**Given problem**
Word for word, copy all the data and drop the pictures.

[Lines of data]
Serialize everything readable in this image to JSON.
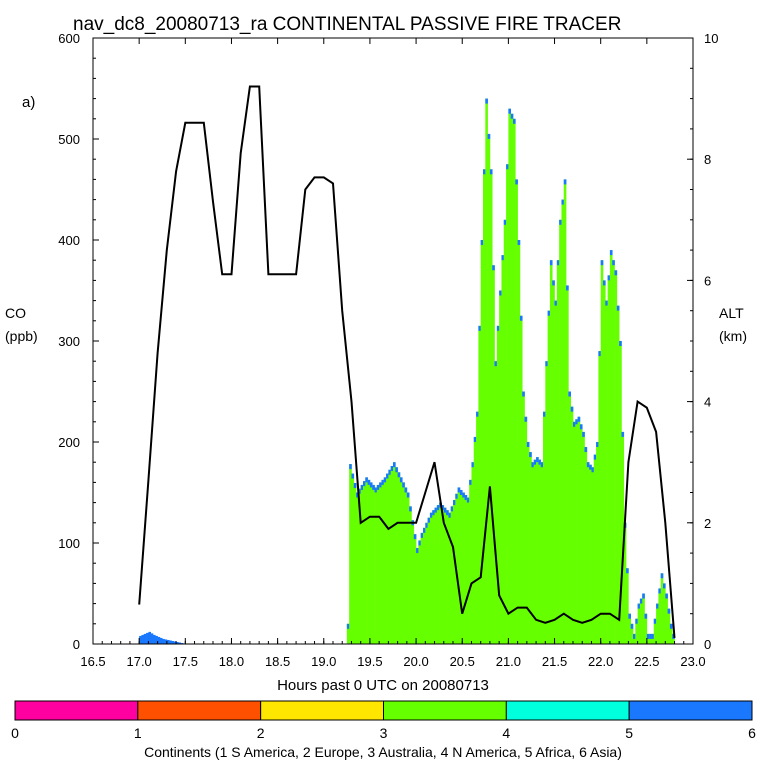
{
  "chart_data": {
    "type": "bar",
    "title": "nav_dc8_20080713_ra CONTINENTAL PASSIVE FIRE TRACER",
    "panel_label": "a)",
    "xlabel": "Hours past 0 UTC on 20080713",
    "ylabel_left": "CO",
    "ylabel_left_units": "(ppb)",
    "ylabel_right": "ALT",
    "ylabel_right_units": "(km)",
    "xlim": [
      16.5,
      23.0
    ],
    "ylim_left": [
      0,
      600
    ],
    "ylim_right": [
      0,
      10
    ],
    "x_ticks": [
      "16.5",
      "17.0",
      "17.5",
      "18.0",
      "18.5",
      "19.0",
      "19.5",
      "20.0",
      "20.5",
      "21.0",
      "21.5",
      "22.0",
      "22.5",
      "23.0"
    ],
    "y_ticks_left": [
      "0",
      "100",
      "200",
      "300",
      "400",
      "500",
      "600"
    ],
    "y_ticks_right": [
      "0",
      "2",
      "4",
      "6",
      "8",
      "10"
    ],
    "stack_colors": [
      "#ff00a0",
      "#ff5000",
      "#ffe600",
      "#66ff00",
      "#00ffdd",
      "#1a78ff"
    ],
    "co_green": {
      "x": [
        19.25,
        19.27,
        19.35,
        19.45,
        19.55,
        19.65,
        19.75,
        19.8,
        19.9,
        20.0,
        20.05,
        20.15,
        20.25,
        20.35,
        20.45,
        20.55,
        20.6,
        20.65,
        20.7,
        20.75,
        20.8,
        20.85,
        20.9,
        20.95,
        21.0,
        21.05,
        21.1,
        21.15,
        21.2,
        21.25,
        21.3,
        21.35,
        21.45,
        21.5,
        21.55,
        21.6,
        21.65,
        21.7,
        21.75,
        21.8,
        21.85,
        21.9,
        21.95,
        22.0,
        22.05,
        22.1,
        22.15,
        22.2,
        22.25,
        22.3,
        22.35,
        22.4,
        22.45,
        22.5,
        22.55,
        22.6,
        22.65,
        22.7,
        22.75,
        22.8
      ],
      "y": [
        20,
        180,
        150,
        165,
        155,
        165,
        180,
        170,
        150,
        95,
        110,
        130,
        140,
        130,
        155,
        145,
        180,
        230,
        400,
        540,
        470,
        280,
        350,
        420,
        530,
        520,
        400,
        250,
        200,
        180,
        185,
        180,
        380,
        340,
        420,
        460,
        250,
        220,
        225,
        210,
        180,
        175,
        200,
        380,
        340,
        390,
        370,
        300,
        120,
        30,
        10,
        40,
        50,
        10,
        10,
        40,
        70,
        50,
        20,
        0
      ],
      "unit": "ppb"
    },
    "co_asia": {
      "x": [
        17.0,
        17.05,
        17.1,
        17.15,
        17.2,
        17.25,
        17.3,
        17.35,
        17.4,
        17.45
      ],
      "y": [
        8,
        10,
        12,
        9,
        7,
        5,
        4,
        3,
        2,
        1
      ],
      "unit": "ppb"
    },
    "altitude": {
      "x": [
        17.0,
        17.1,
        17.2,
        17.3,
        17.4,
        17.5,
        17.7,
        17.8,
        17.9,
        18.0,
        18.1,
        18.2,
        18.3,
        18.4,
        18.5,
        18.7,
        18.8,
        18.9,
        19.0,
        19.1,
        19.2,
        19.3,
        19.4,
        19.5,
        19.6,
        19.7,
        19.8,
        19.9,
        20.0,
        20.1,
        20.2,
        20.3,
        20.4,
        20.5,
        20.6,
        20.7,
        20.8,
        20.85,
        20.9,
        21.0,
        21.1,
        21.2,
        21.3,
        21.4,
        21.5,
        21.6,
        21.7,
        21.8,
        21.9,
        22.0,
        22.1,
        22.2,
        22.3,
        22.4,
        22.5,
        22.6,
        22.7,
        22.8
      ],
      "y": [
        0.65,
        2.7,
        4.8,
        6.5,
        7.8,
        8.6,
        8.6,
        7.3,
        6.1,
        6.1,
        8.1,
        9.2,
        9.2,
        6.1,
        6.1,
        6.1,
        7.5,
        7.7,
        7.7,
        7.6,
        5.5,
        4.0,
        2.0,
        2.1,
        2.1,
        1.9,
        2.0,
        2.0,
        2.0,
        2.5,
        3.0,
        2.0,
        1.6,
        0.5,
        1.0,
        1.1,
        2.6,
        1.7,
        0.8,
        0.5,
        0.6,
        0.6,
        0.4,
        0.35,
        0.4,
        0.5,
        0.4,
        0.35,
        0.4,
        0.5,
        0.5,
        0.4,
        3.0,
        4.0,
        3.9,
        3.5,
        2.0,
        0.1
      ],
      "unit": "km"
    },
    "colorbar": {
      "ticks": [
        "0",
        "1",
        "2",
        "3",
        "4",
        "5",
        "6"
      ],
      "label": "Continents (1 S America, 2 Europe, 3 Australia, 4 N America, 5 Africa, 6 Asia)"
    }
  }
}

**Answer to this problem**
Serialize everything readable in this image to JSON.
{
  "chart_data": {
    "type": "bar",
    "title": "nav_dc8_20080713_ra CONTINENTAL PASSIVE FIRE TRACER",
    "panel_label": "a)",
    "xlabel": "Hours past 0 UTC on 20080713",
    "ylabel_left": "CO",
    "ylabel_left_units": "(ppb)",
    "ylabel_right": "ALT",
    "ylabel_right_units": "(km)",
    "xlim": [
      16.5,
      23.0
    ],
    "ylim_left": [
      0,
      600
    ],
    "ylim_right": [
      0,
      10
    ],
    "x_ticks": [
      "16.5",
      "17.0",
      "17.5",
      "18.0",
      "18.5",
      "19.0",
      "19.5",
      "20.0",
      "20.5",
      "21.0",
      "21.5",
      "22.0",
      "22.5",
      "23.0"
    ],
    "y_ticks_left": [
      "0",
      "100",
      "200",
      "300",
      "400",
      "500",
      "600"
    ],
    "y_ticks_right": [
      "0",
      "2",
      "4",
      "6",
      "8",
      "10"
    ],
    "stack_colors": [
      "#ff00a0",
      "#ff5000",
      "#ffe600",
      "#66ff00",
      "#00ffdd",
      "#1a78ff"
    ],
    "co_green": {
      "x": [
        19.25,
        19.27,
        19.35,
        19.45,
        19.55,
        19.65,
        19.75,
        19.8,
        19.9,
        20.0,
        20.05,
        20.15,
        20.25,
        20.35,
        20.45,
        20.55,
        20.6,
        20.65,
        20.7,
        20.75,
        20.8,
        20.85,
        20.9,
        20.95,
        21.0,
        21.05,
        21.1,
        21.15,
        21.2,
        21.25,
        21.3,
        21.35,
        21.45,
        21.5,
        21.55,
        21.6,
        21.65,
        21.7,
        21.75,
        21.8,
        21.85,
        21.9,
        21.95,
        22.0,
        22.05,
        22.1,
        22.15,
        22.2,
        22.25,
        22.3,
        22.35,
        22.4,
        22.45,
        22.5,
        22.55,
        22.6,
        22.65,
        22.7,
        22.75,
        22.8
      ],
      "y": [
        20,
        180,
        150,
        165,
        155,
        165,
        180,
        170,
        150,
        95,
        110,
        130,
        140,
        130,
        155,
        145,
        180,
        230,
        400,
        540,
        470,
        280,
        350,
        420,
        530,
        520,
        400,
        250,
        200,
        180,
        185,
        180,
        380,
        340,
        420,
        460,
        250,
        220,
        225,
        210,
        180,
        175,
        200,
        380,
        340,
        390,
        370,
        300,
        120,
        30,
        10,
        40,
        50,
        10,
        10,
        40,
        70,
        50,
        20,
        0
      ],
      "unit": "ppb"
    },
    "co_asia": {
      "x": [
        17.0,
        17.05,
        17.1,
        17.15,
        17.2,
        17.25,
        17.3,
        17.35,
        17.4,
        17.45
      ],
      "y": [
        8,
        10,
        12,
        9,
        7,
        5,
        4,
        3,
        2,
        1
      ],
      "unit": "ppb"
    },
    "altitude": {
      "x": [
        17.0,
        17.1,
        17.2,
        17.3,
        17.4,
        17.5,
        17.7,
        17.8,
        17.9,
        18.0,
        18.1,
        18.2,
        18.3,
        18.4,
        18.5,
        18.7,
        18.8,
        18.9,
        19.0,
        19.1,
        19.2,
        19.3,
        19.4,
        19.5,
        19.6,
        19.7,
        19.8,
        19.9,
        20.0,
        20.1,
        20.2,
        20.3,
        20.4,
        20.5,
        20.6,
        20.7,
        20.8,
        20.85,
        20.9,
        21.0,
        21.1,
        21.2,
        21.3,
        21.4,
        21.5,
        21.6,
        21.7,
        21.8,
        21.9,
        22.0,
        22.1,
        22.2,
        22.3,
        22.4,
        22.5,
        22.6,
        22.7,
        22.8
      ],
      "y": [
        0.65,
        2.7,
        4.8,
        6.5,
        7.8,
        8.6,
        8.6,
        7.3,
        6.1,
        6.1,
        8.1,
        9.2,
        9.2,
        6.1,
        6.1,
        6.1,
        7.5,
        7.7,
        7.7,
        7.6,
        5.5,
        4.0,
        2.0,
        2.1,
        2.1,
        1.9,
        2.0,
        2.0,
        2.0,
        2.5,
        3.0,
        2.0,
        1.6,
        0.5,
        1.0,
        1.1,
        2.6,
        1.7,
        0.8,
        0.5,
        0.6,
        0.6,
        0.4,
        0.35,
        0.4,
        0.5,
        0.4,
        0.35,
        0.4,
        0.5,
        0.5,
        0.4,
        3.0,
        4.0,
        3.9,
        3.5,
        2.0,
        0.1
      ],
      "unit": "km"
    },
    "colorbar": {
      "ticks": [
        "0",
        "1",
        "2",
        "3",
        "4",
        "5",
        "6"
      ],
      "label": "Continents (1 S America, 2 Europe, 3 Australia, 4 N America, 5 Africa, 6 Asia)"
    }
  }
}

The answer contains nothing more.